##### Exercise material #####

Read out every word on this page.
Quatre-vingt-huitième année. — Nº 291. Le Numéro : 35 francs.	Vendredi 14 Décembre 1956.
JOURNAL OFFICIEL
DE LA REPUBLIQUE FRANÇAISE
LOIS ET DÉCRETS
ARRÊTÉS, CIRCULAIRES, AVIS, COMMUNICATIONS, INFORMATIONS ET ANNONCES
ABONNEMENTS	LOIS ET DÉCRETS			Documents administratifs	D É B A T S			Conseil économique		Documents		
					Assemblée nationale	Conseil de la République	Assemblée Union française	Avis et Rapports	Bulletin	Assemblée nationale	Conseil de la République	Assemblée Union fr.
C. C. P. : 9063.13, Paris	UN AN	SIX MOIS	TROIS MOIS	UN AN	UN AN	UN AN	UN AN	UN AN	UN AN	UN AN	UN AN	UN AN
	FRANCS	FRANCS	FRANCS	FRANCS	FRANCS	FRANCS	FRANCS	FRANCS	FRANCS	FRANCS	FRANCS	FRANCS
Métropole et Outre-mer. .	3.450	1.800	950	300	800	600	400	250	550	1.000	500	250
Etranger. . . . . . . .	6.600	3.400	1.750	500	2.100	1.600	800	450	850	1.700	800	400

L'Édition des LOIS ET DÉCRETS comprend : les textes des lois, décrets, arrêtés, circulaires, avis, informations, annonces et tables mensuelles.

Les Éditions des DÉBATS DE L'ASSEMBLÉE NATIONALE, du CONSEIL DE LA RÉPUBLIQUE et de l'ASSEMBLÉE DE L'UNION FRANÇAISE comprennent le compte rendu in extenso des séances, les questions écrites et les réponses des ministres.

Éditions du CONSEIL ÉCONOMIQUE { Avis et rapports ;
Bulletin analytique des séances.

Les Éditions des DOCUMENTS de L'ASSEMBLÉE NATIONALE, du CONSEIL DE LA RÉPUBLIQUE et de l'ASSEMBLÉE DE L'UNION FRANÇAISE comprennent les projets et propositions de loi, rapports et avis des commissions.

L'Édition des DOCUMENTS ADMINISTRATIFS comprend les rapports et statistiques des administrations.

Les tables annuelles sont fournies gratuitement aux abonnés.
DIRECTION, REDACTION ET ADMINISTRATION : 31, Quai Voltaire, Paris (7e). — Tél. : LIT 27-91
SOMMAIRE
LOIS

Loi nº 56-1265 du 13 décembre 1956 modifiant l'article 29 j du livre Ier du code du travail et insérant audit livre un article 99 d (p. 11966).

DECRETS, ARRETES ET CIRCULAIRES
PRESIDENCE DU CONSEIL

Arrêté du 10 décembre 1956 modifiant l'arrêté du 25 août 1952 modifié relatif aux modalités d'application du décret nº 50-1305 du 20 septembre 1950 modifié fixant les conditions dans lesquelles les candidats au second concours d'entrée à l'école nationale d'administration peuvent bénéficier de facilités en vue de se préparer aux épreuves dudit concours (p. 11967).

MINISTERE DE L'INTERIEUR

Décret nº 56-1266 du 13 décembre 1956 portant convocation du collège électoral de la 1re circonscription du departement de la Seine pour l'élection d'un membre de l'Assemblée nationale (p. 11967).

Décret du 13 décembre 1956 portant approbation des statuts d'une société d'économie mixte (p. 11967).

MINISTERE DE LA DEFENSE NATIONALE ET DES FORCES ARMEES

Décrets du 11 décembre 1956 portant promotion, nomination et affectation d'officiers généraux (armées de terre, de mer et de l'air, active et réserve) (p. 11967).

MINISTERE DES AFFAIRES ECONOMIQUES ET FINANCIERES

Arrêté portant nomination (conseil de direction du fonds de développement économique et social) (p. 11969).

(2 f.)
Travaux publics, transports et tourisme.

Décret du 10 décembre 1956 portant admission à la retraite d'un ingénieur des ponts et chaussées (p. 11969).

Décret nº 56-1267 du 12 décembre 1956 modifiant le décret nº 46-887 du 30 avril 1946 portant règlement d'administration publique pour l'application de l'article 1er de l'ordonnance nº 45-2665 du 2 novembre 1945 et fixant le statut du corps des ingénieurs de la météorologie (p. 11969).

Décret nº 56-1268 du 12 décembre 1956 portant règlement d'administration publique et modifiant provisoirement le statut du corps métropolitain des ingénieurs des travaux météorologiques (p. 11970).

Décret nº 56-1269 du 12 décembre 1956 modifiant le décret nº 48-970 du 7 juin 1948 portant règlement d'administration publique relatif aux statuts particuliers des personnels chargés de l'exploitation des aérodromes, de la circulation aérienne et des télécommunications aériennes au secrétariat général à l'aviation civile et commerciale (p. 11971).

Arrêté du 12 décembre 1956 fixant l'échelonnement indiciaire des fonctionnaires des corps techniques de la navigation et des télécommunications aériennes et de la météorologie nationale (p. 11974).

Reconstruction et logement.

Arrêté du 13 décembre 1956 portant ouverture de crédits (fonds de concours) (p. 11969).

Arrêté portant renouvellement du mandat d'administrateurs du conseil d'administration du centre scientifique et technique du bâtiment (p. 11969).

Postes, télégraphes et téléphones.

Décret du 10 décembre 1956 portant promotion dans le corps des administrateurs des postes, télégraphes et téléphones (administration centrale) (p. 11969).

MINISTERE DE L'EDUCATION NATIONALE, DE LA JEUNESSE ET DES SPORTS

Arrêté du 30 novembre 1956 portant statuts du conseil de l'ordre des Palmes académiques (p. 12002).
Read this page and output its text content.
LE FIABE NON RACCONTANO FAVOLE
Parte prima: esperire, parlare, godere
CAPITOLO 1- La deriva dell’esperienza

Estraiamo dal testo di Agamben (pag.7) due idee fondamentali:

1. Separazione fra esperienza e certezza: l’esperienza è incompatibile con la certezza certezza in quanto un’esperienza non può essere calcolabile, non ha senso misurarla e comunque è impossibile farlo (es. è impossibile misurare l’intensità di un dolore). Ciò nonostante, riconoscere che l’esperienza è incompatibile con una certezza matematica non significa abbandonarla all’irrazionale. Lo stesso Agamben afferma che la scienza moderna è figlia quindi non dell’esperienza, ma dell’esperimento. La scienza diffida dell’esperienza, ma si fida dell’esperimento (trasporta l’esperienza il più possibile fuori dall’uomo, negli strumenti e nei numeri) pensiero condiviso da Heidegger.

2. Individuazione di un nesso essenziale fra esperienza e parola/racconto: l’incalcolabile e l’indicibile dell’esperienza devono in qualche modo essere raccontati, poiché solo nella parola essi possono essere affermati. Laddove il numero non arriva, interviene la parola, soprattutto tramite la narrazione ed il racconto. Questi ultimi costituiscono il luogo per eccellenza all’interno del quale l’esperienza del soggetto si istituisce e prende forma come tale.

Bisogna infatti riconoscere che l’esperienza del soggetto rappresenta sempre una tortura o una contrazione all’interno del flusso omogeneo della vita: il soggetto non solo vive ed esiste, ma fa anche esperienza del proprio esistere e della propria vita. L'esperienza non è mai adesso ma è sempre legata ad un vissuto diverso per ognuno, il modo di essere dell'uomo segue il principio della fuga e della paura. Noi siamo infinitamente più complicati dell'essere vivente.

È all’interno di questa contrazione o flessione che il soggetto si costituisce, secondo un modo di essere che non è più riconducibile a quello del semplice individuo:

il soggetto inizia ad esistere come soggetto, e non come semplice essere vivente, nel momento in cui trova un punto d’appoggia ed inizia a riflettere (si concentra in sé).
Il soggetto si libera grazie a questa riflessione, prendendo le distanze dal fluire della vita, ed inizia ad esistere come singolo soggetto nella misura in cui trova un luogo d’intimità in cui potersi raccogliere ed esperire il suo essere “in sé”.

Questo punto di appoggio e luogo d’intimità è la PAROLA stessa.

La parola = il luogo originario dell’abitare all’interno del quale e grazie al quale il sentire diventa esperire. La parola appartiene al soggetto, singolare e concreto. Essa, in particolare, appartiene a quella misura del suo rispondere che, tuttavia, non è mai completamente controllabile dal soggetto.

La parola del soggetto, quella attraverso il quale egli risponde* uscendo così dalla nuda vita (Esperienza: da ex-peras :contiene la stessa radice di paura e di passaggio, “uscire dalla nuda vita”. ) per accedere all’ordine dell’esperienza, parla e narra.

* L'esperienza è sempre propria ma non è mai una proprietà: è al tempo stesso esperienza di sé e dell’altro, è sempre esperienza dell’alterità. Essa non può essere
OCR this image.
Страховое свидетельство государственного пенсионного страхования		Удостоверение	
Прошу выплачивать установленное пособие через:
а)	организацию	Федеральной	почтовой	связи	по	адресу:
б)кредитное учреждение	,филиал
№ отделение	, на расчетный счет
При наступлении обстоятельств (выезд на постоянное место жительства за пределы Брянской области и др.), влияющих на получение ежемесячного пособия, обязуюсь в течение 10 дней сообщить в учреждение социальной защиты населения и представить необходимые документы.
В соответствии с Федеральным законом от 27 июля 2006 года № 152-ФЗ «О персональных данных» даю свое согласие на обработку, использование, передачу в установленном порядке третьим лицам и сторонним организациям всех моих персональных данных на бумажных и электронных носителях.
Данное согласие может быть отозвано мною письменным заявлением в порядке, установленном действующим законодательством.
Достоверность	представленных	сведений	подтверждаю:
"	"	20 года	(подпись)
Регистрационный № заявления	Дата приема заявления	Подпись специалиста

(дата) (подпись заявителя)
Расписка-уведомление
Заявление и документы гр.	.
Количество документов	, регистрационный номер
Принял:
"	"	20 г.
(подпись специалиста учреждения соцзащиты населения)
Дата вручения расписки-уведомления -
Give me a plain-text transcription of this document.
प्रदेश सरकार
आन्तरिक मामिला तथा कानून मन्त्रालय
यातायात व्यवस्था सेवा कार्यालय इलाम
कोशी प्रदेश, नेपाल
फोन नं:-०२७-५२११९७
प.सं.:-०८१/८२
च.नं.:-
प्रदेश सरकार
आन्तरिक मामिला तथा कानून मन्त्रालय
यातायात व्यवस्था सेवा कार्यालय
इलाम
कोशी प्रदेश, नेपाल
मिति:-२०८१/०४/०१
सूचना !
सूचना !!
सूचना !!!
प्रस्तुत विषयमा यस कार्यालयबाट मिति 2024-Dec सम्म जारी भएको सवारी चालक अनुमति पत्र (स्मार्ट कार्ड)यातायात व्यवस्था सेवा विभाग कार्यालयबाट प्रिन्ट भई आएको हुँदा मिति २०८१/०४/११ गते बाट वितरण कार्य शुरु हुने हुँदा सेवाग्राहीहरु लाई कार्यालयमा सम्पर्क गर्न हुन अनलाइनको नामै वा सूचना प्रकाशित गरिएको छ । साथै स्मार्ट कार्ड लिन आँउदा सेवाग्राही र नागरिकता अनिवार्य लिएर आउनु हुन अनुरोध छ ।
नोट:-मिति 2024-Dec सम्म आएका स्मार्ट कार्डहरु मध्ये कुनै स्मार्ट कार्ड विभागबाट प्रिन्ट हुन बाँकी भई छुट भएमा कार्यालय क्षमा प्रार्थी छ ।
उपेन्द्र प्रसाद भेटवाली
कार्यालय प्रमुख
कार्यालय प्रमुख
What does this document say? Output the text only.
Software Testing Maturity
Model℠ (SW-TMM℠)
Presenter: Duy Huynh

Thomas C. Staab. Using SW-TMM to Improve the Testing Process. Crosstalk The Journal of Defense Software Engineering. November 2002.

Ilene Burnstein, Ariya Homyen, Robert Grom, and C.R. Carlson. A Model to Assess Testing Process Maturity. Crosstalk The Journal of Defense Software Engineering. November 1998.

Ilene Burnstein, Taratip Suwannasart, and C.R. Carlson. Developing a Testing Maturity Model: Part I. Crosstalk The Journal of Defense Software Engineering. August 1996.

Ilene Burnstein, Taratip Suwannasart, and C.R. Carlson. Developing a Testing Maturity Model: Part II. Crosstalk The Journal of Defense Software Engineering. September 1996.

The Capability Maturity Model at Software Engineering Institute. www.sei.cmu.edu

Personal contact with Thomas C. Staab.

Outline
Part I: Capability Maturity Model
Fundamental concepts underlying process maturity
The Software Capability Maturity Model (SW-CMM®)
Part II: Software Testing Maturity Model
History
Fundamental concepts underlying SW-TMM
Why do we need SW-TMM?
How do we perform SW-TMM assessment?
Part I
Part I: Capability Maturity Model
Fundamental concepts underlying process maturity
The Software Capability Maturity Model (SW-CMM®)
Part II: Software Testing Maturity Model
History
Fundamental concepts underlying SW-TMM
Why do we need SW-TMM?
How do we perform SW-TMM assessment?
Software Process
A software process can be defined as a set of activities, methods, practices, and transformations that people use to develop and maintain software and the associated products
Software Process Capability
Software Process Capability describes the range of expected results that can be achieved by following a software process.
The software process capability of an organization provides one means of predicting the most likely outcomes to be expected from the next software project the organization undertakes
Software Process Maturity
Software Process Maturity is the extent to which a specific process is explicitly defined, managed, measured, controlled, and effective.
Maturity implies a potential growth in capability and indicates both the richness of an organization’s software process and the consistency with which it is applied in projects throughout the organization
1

#####

Task goal -
In the entries above, count each line that holds "Crosstalk". Give the total and nothing else.

Result of this exercise -
4